### YOUR GOAL:
Show every line containing "debiti" by copying it.

### SOURCE MATERIAL:
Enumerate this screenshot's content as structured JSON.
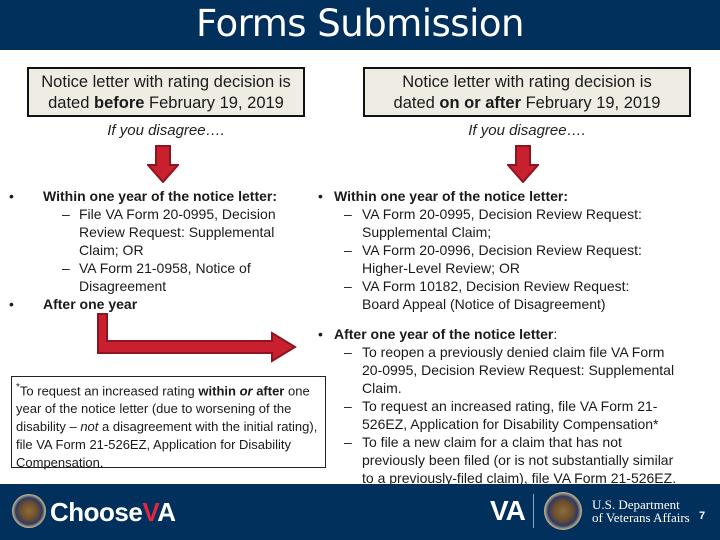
{
  "title": "Forms Submission",
  "left_column": {
    "header_line1": "Notice letter with rating decision is",
    "header_prefix": "dated ",
    "header_bold": "before",
    "header_suffix": " February 19, 2019",
    "disagree": "If you disagree….",
    "bullets": [
      {
        "label": "Within one year of the notice letter:",
        "subs": [
          [
            "File VA Form 20-0995, Decision",
            "Review Request: Supplemental",
            "Claim; OR"
          ],
          [
            "VA Form 21-0958, Notice of",
            "Disagreement"
          ]
        ]
      },
      {
        "label": "After one year",
        "subs": []
      }
    ]
  },
  "right_column": {
    "header_line1": "Notice letter with rating decision is",
    "header_prefix": "dated ",
    "header_bold": "on or after",
    "header_suffix": " February 19, 2019",
    "disagree": "If you disagree….",
    "bullets": [
      {
        "label": "Within one year of the notice letter:",
        "label_suffix": "",
        "subs": [
          [
            "VA Form 20-0995, Decision Review Request:",
            "Supplemental Claim;"
          ],
          [
            "VA Form 20-0996, Decision Review Request:",
            "Higher-Level Review; OR"
          ],
          [
            "VA Form 10182, Decision Review Request:",
            "Board Appeal (Notice of Disagreement)"
          ]
        ]
      },
      {
        "label": "After one year of the notice letter",
        "label_suffix": ":",
        "subs": [
          [
            "To reopen a previously denied claim file VA Form",
            "20-0995, Decision Review Request: Supplemental",
            "Claim."
          ],
          [
            "To request an increased rating, file VA Form 21-",
            "526EZ, Application for Disability Compensation*"
          ],
          [
            "To file a new claim for a claim that has not",
            "previously been filed (or is not substantially similar",
            "to a previously-filed claim), file VA Form 21-526EZ."
          ]
        ]
      }
    ]
  },
  "note": {
    "asterisk": "*",
    "part1": "To request an increased rating ",
    "bold1": "within ",
    "bold_italic": "or",
    "bold2": " after",
    "part2": " one year of the notice letter (due to worsening of the disability – ",
    "italic": "not",
    "part3": " a disagreement with the initial rating), file VA Form 21-526EZ, Application for Disability Compensation."
  },
  "footer": {
    "brand_choose": "Choose",
    "brand_v": "V",
    "brand_a": "A",
    "va_logo": "VA",
    "dept_line1": "U.S. Department",
    "dept_line2": "of Veterans Affairs",
    "page_number": "7"
  },
  "colors": {
    "header_bg": "#00305b",
    "box_bg": "#eeece3",
    "arrow_red": "#c8202f",
    "arrow_dark": "#8e1420",
    "brand_red": "#e3253e"
  }
}
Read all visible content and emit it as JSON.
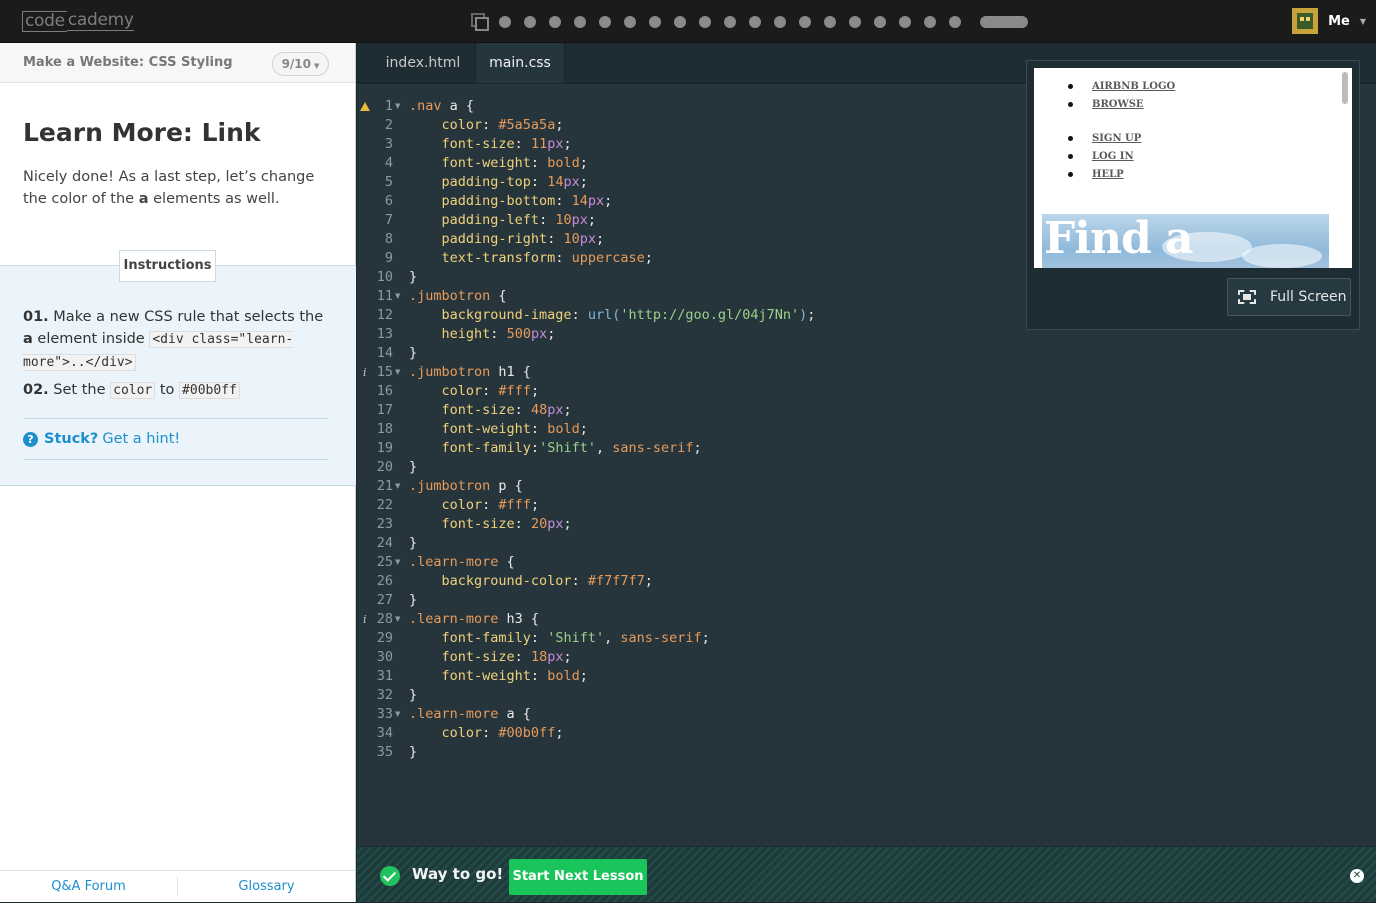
{
  "header": {
    "logo_code": "code",
    "logo_academy": "cademy",
    "user_name": "Me"
  },
  "progress": {
    "dots": 19,
    "current_bar": true
  },
  "sidebar": {
    "lesson_title": "Make a Website: CSS Styling",
    "lesson_count": "9/10",
    "heading": "Learn More: Link",
    "intro_before": "Nicely done! As a last step, let’s change the color of the ",
    "intro_bold": "a",
    "intro_after": " elements as well.",
    "instructions_tab": "Instructions",
    "step1_num": "01.",
    "step1_text": " Make a new CSS rule that selects the ",
    "step1_bold": "a",
    "step1_text2": " element inside ",
    "step1_code": "<div class=\"learn-more\">..</div>",
    "step2_num": "02.",
    "step2_text": " Set the ",
    "step2_code1": "color",
    "step2_text2": " to ",
    "step2_code2": "#00b0ff",
    "stuck_label": "Stuck?",
    "hint_label": "Get a hint!",
    "footer_forum": "Q&A Forum",
    "footer_glossary": "Glossary"
  },
  "editor": {
    "tabs": [
      "index.html",
      "main.css"
    ],
    "active_tab": "main.css",
    "warning_lines": [
      1
    ],
    "info_lines": [
      15,
      28
    ],
    "lines": [
      [
        [
          "sel",
          ".nav"
        ],
        [
          "brace",
          " a {"
        ]
      ],
      [
        [
          "brace",
          "    "
        ],
        [
          "prop",
          "color"
        ],
        [
          "brace",
          ": "
        ],
        [
          "val",
          "#5a5a5a"
        ],
        [
          "brace",
          ";"
        ]
      ],
      [
        [
          "brace",
          "    "
        ],
        [
          "prop",
          "font-size"
        ],
        [
          "brace",
          ": "
        ],
        [
          "num",
          "11"
        ],
        [
          "unit",
          "px"
        ],
        [
          "brace",
          ";"
        ]
      ],
      [
        [
          "brace",
          "    "
        ],
        [
          "prop",
          "font-weight"
        ],
        [
          "brace",
          ": "
        ],
        [
          "val",
          "bold"
        ],
        [
          "brace",
          ";"
        ]
      ],
      [
        [
          "brace",
          "    "
        ],
        [
          "prop",
          "padding-top"
        ],
        [
          "brace",
          ": "
        ],
        [
          "num",
          "14"
        ],
        [
          "unit",
          "px"
        ],
        [
          "brace",
          ";"
        ]
      ],
      [
        [
          "brace",
          "    "
        ],
        [
          "prop",
          "padding-bottom"
        ],
        [
          "brace",
          ": "
        ],
        [
          "num",
          "14"
        ],
        [
          "unit",
          "px"
        ],
        [
          "brace",
          ";"
        ]
      ],
      [
        [
          "brace",
          "    "
        ],
        [
          "prop",
          "padding-left"
        ],
        [
          "brace",
          ": "
        ],
        [
          "num",
          "10"
        ],
        [
          "unit",
          "px"
        ],
        [
          "brace",
          ";"
        ]
      ],
      [
        [
          "brace",
          "    "
        ],
        [
          "prop",
          "padding-right"
        ],
        [
          "brace",
          ": "
        ],
        [
          "num",
          "10"
        ],
        [
          "unit",
          "px"
        ],
        [
          "brace",
          ";"
        ]
      ],
      [
        [
          "brace",
          "    "
        ],
        [
          "prop",
          "text-transform"
        ],
        [
          "brace",
          ": "
        ],
        [
          "val",
          "uppercase"
        ],
        [
          "brace",
          ";"
        ]
      ],
      [
        [
          "brace",
          "}"
        ]
      ],
      [
        [
          "sel",
          ".jumbotron"
        ],
        [
          "brace",
          " {"
        ]
      ],
      [
        [
          "brace",
          "    "
        ],
        [
          "prop",
          "background-image"
        ],
        [
          "brace",
          ": "
        ],
        [
          "fn",
          "url("
        ],
        [
          "str",
          "'http://goo.gl/04j7Nn'"
        ],
        [
          "fn",
          ")"
        ],
        [
          "brace",
          ";"
        ]
      ],
      [
        [
          "brace",
          "    "
        ],
        [
          "prop",
          "height"
        ],
        [
          "brace",
          ": "
        ],
        [
          "num",
          "500"
        ],
        [
          "unit",
          "px"
        ],
        [
          "brace",
          ";"
        ]
      ],
      [
        [
          "brace",
          "}"
        ]
      ],
      [
        [
          "sel",
          ".jumbotron"
        ],
        [
          "brace",
          " h1 {"
        ]
      ],
      [
        [
          "brace",
          "    "
        ],
        [
          "prop",
          "color"
        ],
        [
          "brace",
          ": "
        ],
        [
          "val",
          "#fff"
        ],
        [
          "brace",
          ";"
        ]
      ],
      [
        [
          "brace",
          "    "
        ],
        [
          "prop",
          "font-size"
        ],
        [
          "brace",
          ": "
        ],
        [
          "num",
          "48"
        ],
        [
          "unit",
          "px"
        ],
        [
          "brace",
          ";"
        ]
      ],
      [
        [
          "brace",
          "    "
        ],
        [
          "prop",
          "font-weight"
        ],
        [
          "brace",
          ": "
        ],
        [
          "val",
          "bold"
        ],
        [
          "brace",
          ";"
        ]
      ],
      [
        [
          "brace",
          "    "
        ],
        [
          "prop",
          "font-family"
        ],
        [
          "brace",
          ":"
        ],
        [
          "str",
          "'Shift'"
        ],
        [
          "brace",
          ", "
        ],
        [
          "val",
          "sans-serif"
        ],
        [
          "brace",
          ";"
        ]
      ],
      [
        [
          "brace",
          "}"
        ]
      ],
      [
        [
          "sel",
          ".jumbotron"
        ],
        [
          "brace",
          " p {"
        ]
      ],
      [
        [
          "brace",
          "    "
        ],
        [
          "prop",
          "color"
        ],
        [
          "brace",
          ": "
        ],
        [
          "val",
          "#fff"
        ],
        [
          "brace",
          ";"
        ]
      ],
      [
        [
          "brace",
          "    "
        ],
        [
          "prop",
          "font-size"
        ],
        [
          "brace",
          ": "
        ],
        [
          "num",
          "20"
        ],
        [
          "unit",
          "px"
        ],
        [
          "brace",
          ";"
        ]
      ],
      [
        [
          "brace",
          "}"
        ]
      ],
      [
        [
          "sel",
          ".learn-more"
        ],
        [
          "brace",
          " {"
        ]
      ],
      [
        [
          "brace",
          "    "
        ],
        [
          "prop",
          "background-color"
        ],
        [
          "brace",
          ": "
        ],
        [
          "val",
          "#f7f7f7"
        ],
        [
          "brace",
          ";"
        ]
      ],
      [
        [
          "brace",
          "}"
        ]
      ],
      [
        [
          "sel",
          ".learn-more"
        ],
        [
          "brace",
          " h3 {"
        ]
      ],
      [
        [
          "brace",
          "    "
        ],
        [
          "prop",
          "font-family"
        ],
        [
          "brace",
          ": "
        ],
        [
          "str",
          "'Shift'"
        ],
        [
          "brace",
          ", "
        ],
        [
          "val",
          "sans-serif"
        ],
        [
          "brace",
          ";"
        ]
      ],
      [
        [
          "brace",
          "    "
        ],
        [
          "prop",
          "font-size"
        ],
        [
          "brace",
          ": "
        ],
        [
          "num",
          "18"
        ],
        [
          "unit",
          "px"
        ],
        [
          "brace",
          ";"
        ]
      ],
      [
        [
          "brace",
          "    "
        ],
        [
          "prop",
          "font-weight"
        ],
        [
          "brace",
          ": "
        ],
        [
          "val",
          "bold"
        ],
        [
          "brace",
          ";"
        ]
      ],
      [
        [
          "brace",
          "}"
        ]
      ],
      [
        [
          "sel",
          ".learn-more"
        ],
        [
          "brace",
          " a {"
        ]
      ],
      [
        [
          "brace",
          "    "
        ],
        [
          "prop",
          "color"
        ],
        [
          "brace",
          ": "
        ],
        [
          "val",
          "#00b0ff"
        ],
        [
          "brace",
          ";"
        ]
      ],
      [
        [
          "brace",
          "}"
        ]
      ]
    ]
  },
  "preview": {
    "nav_group1": [
      "AIRBNB LOGO",
      "BROWSE"
    ],
    "nav_group2": [
      "SIGN UP",
      "LOG IN",
      "HELP"
    ],
    "jumbotron_text": "Find a",
    "fullscreen_label": "Full Screen"
  },
  "bottom": {
    "message": "Way to go!",
    "next_button": "Start Next Lesson"
  }
}
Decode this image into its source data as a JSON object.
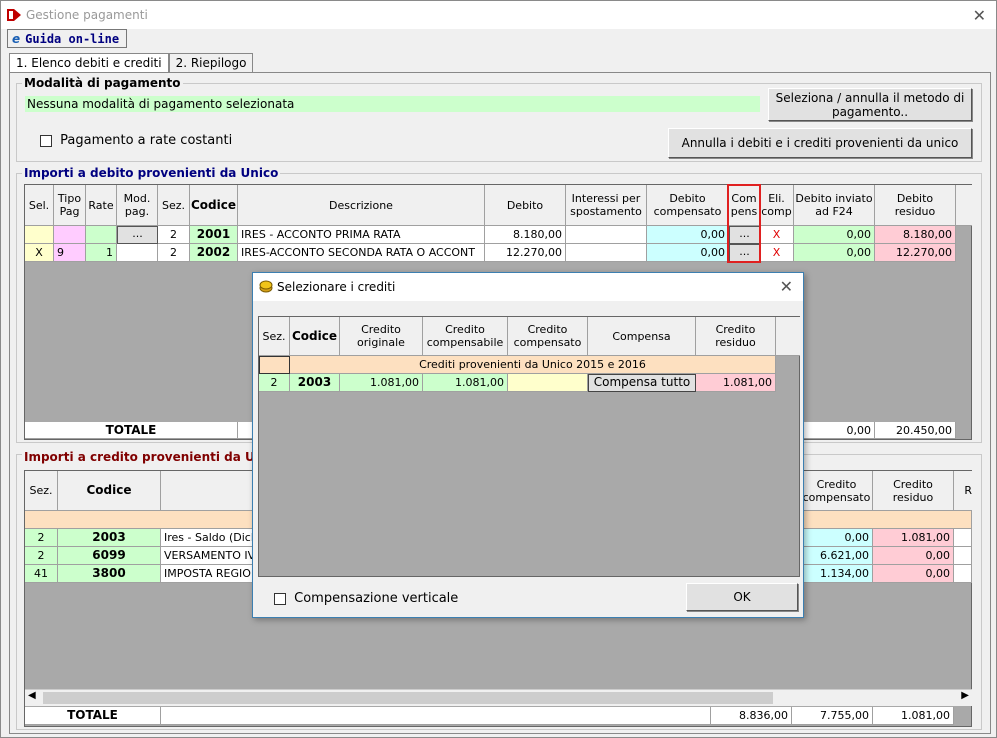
{
  "window": {
    "title": "Gestione pagamenti"
  },
  "toolbar": {
    "guida_label": "Guida on-line"
  },
  "tabs": [
    {
      "label": "1. Elenco debiti e crediti"
    },
    {
      "label": "2. Riepilogo"
    }
  ],
  "modalita": {
    "title": "Modalità di pagamento",
    "status": "Nessuna modalità di pagamento selezionata",
    "select_button": "Seleziona / annulla il metodo di pagamento..",
    "rate_checkbox": "Pagamento a rate costanti",
    "annulla_button": "Annulla i debiti e i crediti provenienti da unico"
  },
  "debiti": {
    "title": "Importi a debito provenienti da Unico",
    "headers": [
      "Sel.",
      "Tipo Pag",
      "Rate",
      "Mod. pag.",
      "Sez.",
      "Codice",
      "Descrizione",
      "Debito",
      "Interessi per spostamento",
      "Debito compensato",
      "Com pens",
      "Eli. comp",
      "Debito inviato ad F24",
      "Debito residuo"
    ],
    "rows": [
      {
        "sel": "",
        "tipo": "",
        "rate": "",
        "mod": "...",
        "sez": "2",
        "codice": "2001",
        "descr": "IRES - ACCONTO PRIMA RATA",
        "debito": "8.180,00",
        "interessi": "",
        "compensato": "0,00",
        "compens": "...",
        "eli": "X",
        "inviato": "0,00",
        "residuo": "8.180,00"
      },
      {
        "sel": "X",
        "tipo": "9",
        "rate": "1",
        "mod": "",
        "sez": "2",
        "codice": "2002",
        "descr": "IRES-ACCONTO SECONDA RATA O ACCONT",
        "debito": "12.270,00",
        "interessi": "",
        "compensato": "0,00",
        "compens": "...",
        "eli": "X",
        "inviato": "0,00",
        "residuo": "12.270,00"
      }
    ],
    "totale_label": "TOTALE",
    "totale_inviato": "0,00",
    "totale_residuo": "20.450,00"
  },
  "crediti": {
    "title": "Importi a credito provenienti da Un",
    "headers": {
      "sez": "Sez.",
      "codice": "Codice",
      "compensato": "Credito compensato",
      "residuo": "Credito residuo",
      "extra": "R"
    },
    "rows": [
      {
        "sez": "2",
        "codice": "2003",
        "descr": "Ires - Saldo (Dich",
        "compensato": "0,00",
        "residuo": "1.081,00"
      },
      {
        "sez": "2",
        "codice": "6099",
        "descr": "VERSAMENTO IV",
        "compensato": "6.621,00",
        "residuo": "0,00"
      },
      {
        "sez": "41",
        "codice": "3800",
        "descr": "IMPOSTA REGIO",
        "compensato": "1.134,00",
        "residuo": "0,00"
      }
    ],
    "totale_label": "TOTALE",
    "totale_a": "8.836,00",
    "totale_b": "7.755,00",
    "totale_c": "1.081,00"
  },
  "dialog": {
    "title": "Selezionare i crediti",
    "headers": [
      "Sez.",
      "Codice",
      "Credito originale",
      "Credito compensabile",
      "Credito compensato",
      "Compensa",
      "Credito residuo"
    ],
    "group_label": "Crediti provenienti da Unico 2015 e 2016",
    "row": {
      "sez": "2",
      "codice": "2003",
      "originale": "1.081,00",
      "compensabile": "1.081,00",
      "compensato": "",
      "compensa_button": "Compensa tutto",
      "residuo": "1.081,00"
    },
    "vertical_checkbox": "Compensazione verticale",
    "ok_button": "OK"
  },
  "colors": {
    "green": "#ccffcc",
    "pink": "#ffccd5",
    "yellow": "#ffffcc",
    "cyan": "#ccffff",
    "peach": "#fde0c0",
    "title_blue": "#000080",
    "title_red": "#800000"
  }
}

### CORRECT RESULT:
      "label": "1. Elenco debiti e crediti"
    "annulla_button": "Annulla i debiti e i crediti provenienti da unico"
  "debiti": {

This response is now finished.